## AIM OF THE EXERCISE
Go through the entries below and write each one out exactly.
========
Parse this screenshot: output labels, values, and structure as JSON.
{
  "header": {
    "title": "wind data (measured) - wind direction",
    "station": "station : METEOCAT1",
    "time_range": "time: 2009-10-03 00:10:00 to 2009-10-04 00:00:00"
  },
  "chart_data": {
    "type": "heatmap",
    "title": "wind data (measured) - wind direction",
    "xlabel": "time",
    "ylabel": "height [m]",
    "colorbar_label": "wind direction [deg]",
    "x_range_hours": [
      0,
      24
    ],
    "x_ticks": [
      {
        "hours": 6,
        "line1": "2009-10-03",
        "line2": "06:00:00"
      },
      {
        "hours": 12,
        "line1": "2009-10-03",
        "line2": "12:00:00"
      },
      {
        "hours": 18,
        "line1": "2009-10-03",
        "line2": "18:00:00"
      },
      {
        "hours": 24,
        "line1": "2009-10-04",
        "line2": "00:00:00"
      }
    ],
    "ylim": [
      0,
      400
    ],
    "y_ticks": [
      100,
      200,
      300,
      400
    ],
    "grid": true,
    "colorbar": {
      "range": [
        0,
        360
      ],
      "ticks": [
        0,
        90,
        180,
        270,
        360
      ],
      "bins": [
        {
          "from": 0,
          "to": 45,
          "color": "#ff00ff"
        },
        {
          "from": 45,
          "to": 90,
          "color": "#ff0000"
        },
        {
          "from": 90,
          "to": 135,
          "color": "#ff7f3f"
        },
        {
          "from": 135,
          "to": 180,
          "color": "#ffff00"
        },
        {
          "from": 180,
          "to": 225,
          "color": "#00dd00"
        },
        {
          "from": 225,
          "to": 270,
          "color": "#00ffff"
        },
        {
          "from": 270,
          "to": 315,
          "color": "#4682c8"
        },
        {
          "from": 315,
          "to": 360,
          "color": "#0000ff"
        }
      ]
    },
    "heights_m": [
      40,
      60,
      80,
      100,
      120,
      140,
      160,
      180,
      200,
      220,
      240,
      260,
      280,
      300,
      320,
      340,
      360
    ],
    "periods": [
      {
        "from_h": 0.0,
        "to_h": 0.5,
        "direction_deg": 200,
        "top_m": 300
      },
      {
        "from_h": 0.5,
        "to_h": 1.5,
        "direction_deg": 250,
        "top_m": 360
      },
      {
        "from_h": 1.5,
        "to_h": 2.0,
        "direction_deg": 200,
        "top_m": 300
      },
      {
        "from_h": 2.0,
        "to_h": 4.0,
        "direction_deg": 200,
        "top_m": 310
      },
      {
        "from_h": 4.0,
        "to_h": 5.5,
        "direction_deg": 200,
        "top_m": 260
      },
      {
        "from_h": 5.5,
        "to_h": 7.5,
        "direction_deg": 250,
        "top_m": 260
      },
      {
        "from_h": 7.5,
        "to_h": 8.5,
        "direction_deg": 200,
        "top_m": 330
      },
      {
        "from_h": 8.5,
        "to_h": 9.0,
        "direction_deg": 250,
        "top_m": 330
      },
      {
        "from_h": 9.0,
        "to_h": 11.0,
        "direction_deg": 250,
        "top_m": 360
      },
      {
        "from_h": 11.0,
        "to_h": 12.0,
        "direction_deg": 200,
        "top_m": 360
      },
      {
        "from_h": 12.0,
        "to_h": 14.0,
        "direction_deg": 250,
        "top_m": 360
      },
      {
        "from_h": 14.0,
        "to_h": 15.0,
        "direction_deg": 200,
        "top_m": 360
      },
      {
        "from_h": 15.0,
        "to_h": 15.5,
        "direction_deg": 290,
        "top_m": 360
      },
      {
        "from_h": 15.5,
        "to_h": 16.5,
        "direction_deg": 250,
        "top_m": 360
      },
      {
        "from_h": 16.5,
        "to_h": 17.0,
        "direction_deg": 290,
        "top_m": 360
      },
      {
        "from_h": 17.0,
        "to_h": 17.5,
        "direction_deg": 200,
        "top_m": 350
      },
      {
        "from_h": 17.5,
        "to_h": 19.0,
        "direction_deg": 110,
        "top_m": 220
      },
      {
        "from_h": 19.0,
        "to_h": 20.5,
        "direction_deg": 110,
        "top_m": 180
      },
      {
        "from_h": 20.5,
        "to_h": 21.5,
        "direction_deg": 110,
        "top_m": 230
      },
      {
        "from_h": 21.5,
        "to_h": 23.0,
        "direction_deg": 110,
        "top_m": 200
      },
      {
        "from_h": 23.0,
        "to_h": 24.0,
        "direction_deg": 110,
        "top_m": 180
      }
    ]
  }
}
========
## FINAL RESULT
Parse this screenshot: output labels, values, and structure as JSON.
{
  "header": {
    "title": "wind data (measured) - wind direction",
    "station": "station : METEOCAT1",
    "time_range": "time: 2009-10-03 00:10:00 to 2009-10-04 00:00:00"
  },
  "chart_data": {
    "type": "heatmap",
    "title": "wind data (measured) - wind direction",
    "xlabel": "time",
    "ylabel": "height [m]",
    "colorbar_label": "wind direction [deg]",
    "x_range_hours": [
      0,
      24
    ],
    "x_ticks": [
      {
        "hours": 6,
        "line1": "2009-10-03",
        "line2": "06:00:00"
      },
      {
        "hours": 12,
        "line1": "2009-10-03",
        "line2": "12:00:00"
      },
      {
        "hours": 18,
        "line1": "2009-10-03",
        "line2": "18:00:00"
      },
      {
        "hours": 24,
        "line1": "2009-10-04",
        "line2": "00:00:00"
      }
    ],
    "ylim": [
      0,
      400
    ],
    "y_ticks": [
      100,
      200,
      300,
      400
    ],
    "grid": true,
    "colorbar": {
      "range": [
        0,
        360
      ],
      "ticks": [
        0,
        90,
        180,
        270,
        360
      ],
      "bins": [
        {
          "from": 0,
          "to": 45,
          "color": "#ff00ff"
        },
        {
          "from": 45,
          "to": 90,
          "color": "#ff0000"
        },
        {
          "from": 90,
          "to": 135,
          "color": "#ff7f3f"
        },
        {
          "from": 135,
          "to": 180,
          "color": "#ffff00"
        },
        {
          "from": 180,
          "to": 225,
          "color": "#00dd00"
        },
        {
          "from": 225,
          "to": 270,
          "color": "#00ffff"
        },
        {
          "from": 270,
          "to": 315,
          "color": "#4682c8"
        },
        {
          "from": 315,
          "to": 360,
          "color": "#0000ff"
        }
      ]
    },
    "heights_m": [
      40,
      60,
      80,
      100,
      120,
      140,
      160,
      180,
      200,
      220,
      240,
      260,
      280,
      300,
      320,
      340,
      360
    ],
    "periods": [
      {
        "from_h": 0.0,
        "to_h": 0.5,
        "direction_deg": 200,
        "top_m": 300
      },
      {
        "from_h": 0.5,
        "to_h": 1.5,
        "direction_deg": 250,
        "top_m": 360
      },
      {
        "from_h": 1.5,
        "to_h": 2.0,
        "direction_deg": 200,
        "top_m": 300
      },
      {
        "from_h": 2.0,
        "to_h": 4.0,
        "direction_deg": 200,
        "top_m": 310
      },
      {
        "from_h": 4.0,
        "to_h": 5.5,
        "direction_deg": 200,
        "top_m": 260
      },
      {
        "from_h": 5.5,
        "to_h": 7.5,
        "direction_deg": 250,
        "top_m": 260
      },
      {
        "from_h": 7.5,
        "to_h": 8.5,
        "direction_deg": 200,
        "top_m": 330
      },
      {
        "from_h": 8.5,
        "to_h": 9.0,
        "direction_deg": 250,
        "top_m": 330
      },
      {
        "from_h": 9.0,
        "to_h": 11.0,
        "direction_deg": 250,
        "top_m": 360
      },
      {
        "from_h": 11.0,
        "to_h": 12.0,
        "direction_deg": 200,
        "top_m": 360
      },
      {
        "from_h": 12.0,
        "to_h": 14.0,
        "direction_deg": 250,
        "top_m": 360
      },
      {
        "from_h": 14.0,
        "to_h": 15.0,
        "direction_deg": 200,
        "top_m": 360
      },
      {
        "from_h": 15.0,
        "to_h": 15.5,
        "direction_deg": 290,
        "top_m": 360
      },
      {
        "from_h": 15.5,
        "to_h": 16.5,
        "direction_deg": 250,
        "top_m": 360
      },
      {
        "from_h": 16.5,
        "to_h": 17.0,
        "direction_deg": 290,
        "top_m": 360
      },
      {
        "from_h": 17.0,
        "to_h": 17.5,
        "direction_deg": 200,
        "top_m": 350
      },
      {
        "from_h": 17.5,
        "to_h": 19.0,
        "direction_deg": 110,
        "top_m": 220
      },
      {
        "from_h": 19.0,
        "to_h": 20.5,
        "direction_deg": 110,
        "top_m": 180
      },
      {
        "from_h": 20.5,
        "to_h": 21.5,
        "direction_deg": 110,
        "top_m": 230
      },
      {
        "from_h": 21.5,
        "to_h": 23.0,
        "direction_deg": 110,
        "top_m": 200
      },
      {
        "from_h": 23.0,
        "to_h": 24.0,
        "direction_deg": 110,
        "top_m": 180
      }
    ]
  }
}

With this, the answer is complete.